◆ **Set exercise**: Carry none of the pictures over; write out the complete data exactly.

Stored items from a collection
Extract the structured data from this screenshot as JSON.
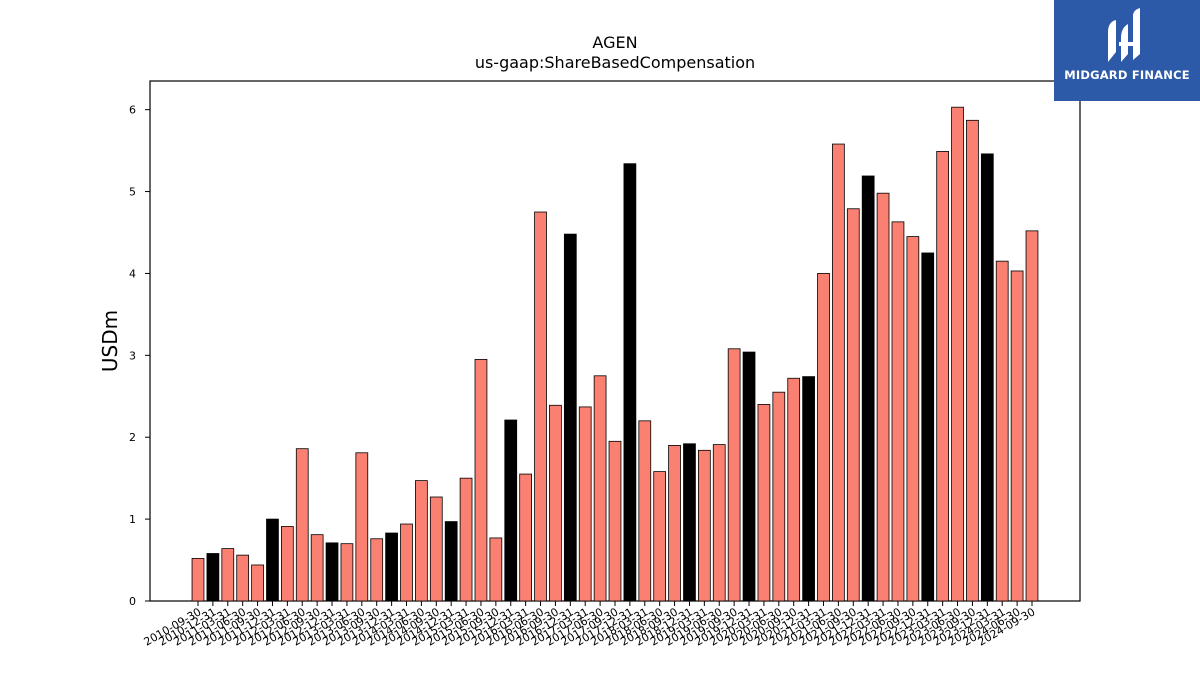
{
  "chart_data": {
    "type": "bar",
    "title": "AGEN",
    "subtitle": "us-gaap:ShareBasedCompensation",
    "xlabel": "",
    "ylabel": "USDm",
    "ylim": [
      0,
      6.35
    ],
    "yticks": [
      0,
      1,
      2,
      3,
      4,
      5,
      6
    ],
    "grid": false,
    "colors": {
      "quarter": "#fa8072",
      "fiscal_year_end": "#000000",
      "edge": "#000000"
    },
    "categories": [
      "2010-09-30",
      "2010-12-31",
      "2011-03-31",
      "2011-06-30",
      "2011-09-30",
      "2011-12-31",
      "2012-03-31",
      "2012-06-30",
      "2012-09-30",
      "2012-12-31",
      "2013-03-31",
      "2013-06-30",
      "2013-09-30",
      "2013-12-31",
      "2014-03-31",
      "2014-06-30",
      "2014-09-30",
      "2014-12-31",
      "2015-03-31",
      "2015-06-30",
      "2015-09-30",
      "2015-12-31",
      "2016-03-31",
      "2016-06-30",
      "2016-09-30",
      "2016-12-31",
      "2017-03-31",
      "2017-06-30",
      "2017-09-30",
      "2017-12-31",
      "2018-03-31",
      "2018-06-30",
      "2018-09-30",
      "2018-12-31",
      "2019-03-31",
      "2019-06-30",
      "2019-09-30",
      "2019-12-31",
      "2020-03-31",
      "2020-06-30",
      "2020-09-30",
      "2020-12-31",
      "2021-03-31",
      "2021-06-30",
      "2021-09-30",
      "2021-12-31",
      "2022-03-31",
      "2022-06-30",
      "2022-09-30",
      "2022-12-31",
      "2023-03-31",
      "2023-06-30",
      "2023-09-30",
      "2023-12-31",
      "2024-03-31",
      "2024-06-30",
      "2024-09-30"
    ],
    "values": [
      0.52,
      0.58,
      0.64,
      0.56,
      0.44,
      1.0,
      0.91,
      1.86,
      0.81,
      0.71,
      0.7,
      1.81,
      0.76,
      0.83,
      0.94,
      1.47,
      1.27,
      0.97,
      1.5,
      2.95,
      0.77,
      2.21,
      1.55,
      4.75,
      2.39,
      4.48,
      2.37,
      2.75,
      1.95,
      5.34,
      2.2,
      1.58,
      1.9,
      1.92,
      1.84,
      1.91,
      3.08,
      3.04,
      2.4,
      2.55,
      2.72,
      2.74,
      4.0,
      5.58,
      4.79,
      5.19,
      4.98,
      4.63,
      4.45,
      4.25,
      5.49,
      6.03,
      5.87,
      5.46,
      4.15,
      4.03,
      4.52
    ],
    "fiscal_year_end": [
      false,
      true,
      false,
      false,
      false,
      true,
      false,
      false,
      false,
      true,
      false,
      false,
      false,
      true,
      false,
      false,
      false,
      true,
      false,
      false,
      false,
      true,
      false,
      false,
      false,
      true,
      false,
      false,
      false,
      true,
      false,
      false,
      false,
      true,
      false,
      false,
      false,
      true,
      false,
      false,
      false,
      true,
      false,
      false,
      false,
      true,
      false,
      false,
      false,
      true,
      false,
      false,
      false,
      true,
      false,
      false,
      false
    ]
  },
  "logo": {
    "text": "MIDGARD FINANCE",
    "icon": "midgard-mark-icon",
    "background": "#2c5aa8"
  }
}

◆ **Written reply**:
Extract the structured data from this screenshot as JSON.
{
  "chart_data": {
    "type": "bar",
    "title": "AGEN",
    "subtitle": "us-gaap:ShareBasedCompensation",
    "xlabel": "",
    "ylabel": "USDm",
    "ylim": [
      0,
      6.35
    ],
    "yticks": [
      0,
      1,
      2,
      3,
      4,
      5,
      6
    ],
    "grid": false,
    "colors": {
      "quarter": "#fa8072",
      "fiscal_year_end": "#000000",
      "edge": "#000000"
    },
    "categories": [
      "2010-09-30",
      "2010-12-31",
      "2011-03-31",
      "2011-06-30",
      "2011-09-30",
      "2011-12-31",
      "2012-03-31",
      "2012-06-30",
      "2012-09-30",
      "2012-12-31",
      "2013-03-31",
      "2013-06-30",
      "2013-09-30",
      "2013-12-31",
      "2014-03-31",
      "2014-06-30",
      "2014-09-30",
      "2014-12-31",
      "2015-03-31",
      "2015-06-30",
      "2015-09-30",
      "2015-12-31",
      "2016-03-31",
      "2016-06-30",
      "2016-09-30",
      "2016-12-31",
      "2017-03-31",
      "2017-06-30",
      "2017-09-30",
      "2017-12-31",
      "2018-03-31",
      "2018-06-30",
      "2018-09-30",
      "2018-12-31",
      "2019-03-31",
      "2019-06-30",
      "2019-09-30",
      "2019-12-31",
      "2020-03-31",
      "2020-06-30",
      "2020-09-30",
      "2020-12-31",
      "2021-03-31",
      "2021-06-30",
      "2021-09-30",
      "2021-12-31",
      "2022-03-31",
      "2022-06-30",
      "2022-09-30",
      "2022-12-31",
      "2023-03-31",
      "2023-06-30",
      "2023-09-30",
      "2023-12-31",
      "2024-03-31",
      "2024-06-30",
      "2024-09-30"
    ],
    "values": [
      0.52,
      0.58,
      0.64,
      0.56,
      0.44,
      1.0,
      0.91,
      1.86,
      0.81,
      0.71,
      0.7,
      1.81,
      0.76,
      0.83,
      0.94,
      1.47,
      1.27,
      0.97,
      1.5,
      2.95,
      0.77,
      2.21,
      1.55,
      4.75,
      2.39,
      4.48,
      2.37,
      2.75,
      1.95,
      5.34,
      2.2,
      1.58,
      1.9,
      1.92,
      1.84,
      1.91,
      3.08,
      3.04,
      2.4,
      2.55,
      2.72,
      2.74,
      4.0,
      5.58,
      4.79,
      5.19,
      4.98,
      4.63,
      4.45,
      4.25,
      5.49,
      6.03,
      5.87,
      5.46,
      4.15,
      4.03,
      4.52
    ],
    "fiscal_year_end": [
      false,
      true,
      false,
      false,
      false,
      true,
      false,
      false,
      false,
      true,
      false,
      false,
      false,
      true,
      false,
      false,
      false,
      true,
      false,
      false,
      false,
      true,
      false,
      false,
      false,
      true,
      false,
      false,
      false,
      true,
      false,
      false,
      false,
      true,
      false,
      false,
      false,
      true,
      false,
      false,
      false,
      true,
      false,
      false,
      false,
      true,
      false,
      false,
      false,
      true,
      false,
      false,
      false,
      true,
      false,
      false,
      false
    ]
  },
  "logo": {
    "text": "MIDGARD FINANCE",
    "icon": "midgard-mark-icon",
    "background": "#2c5aa8"
  }
}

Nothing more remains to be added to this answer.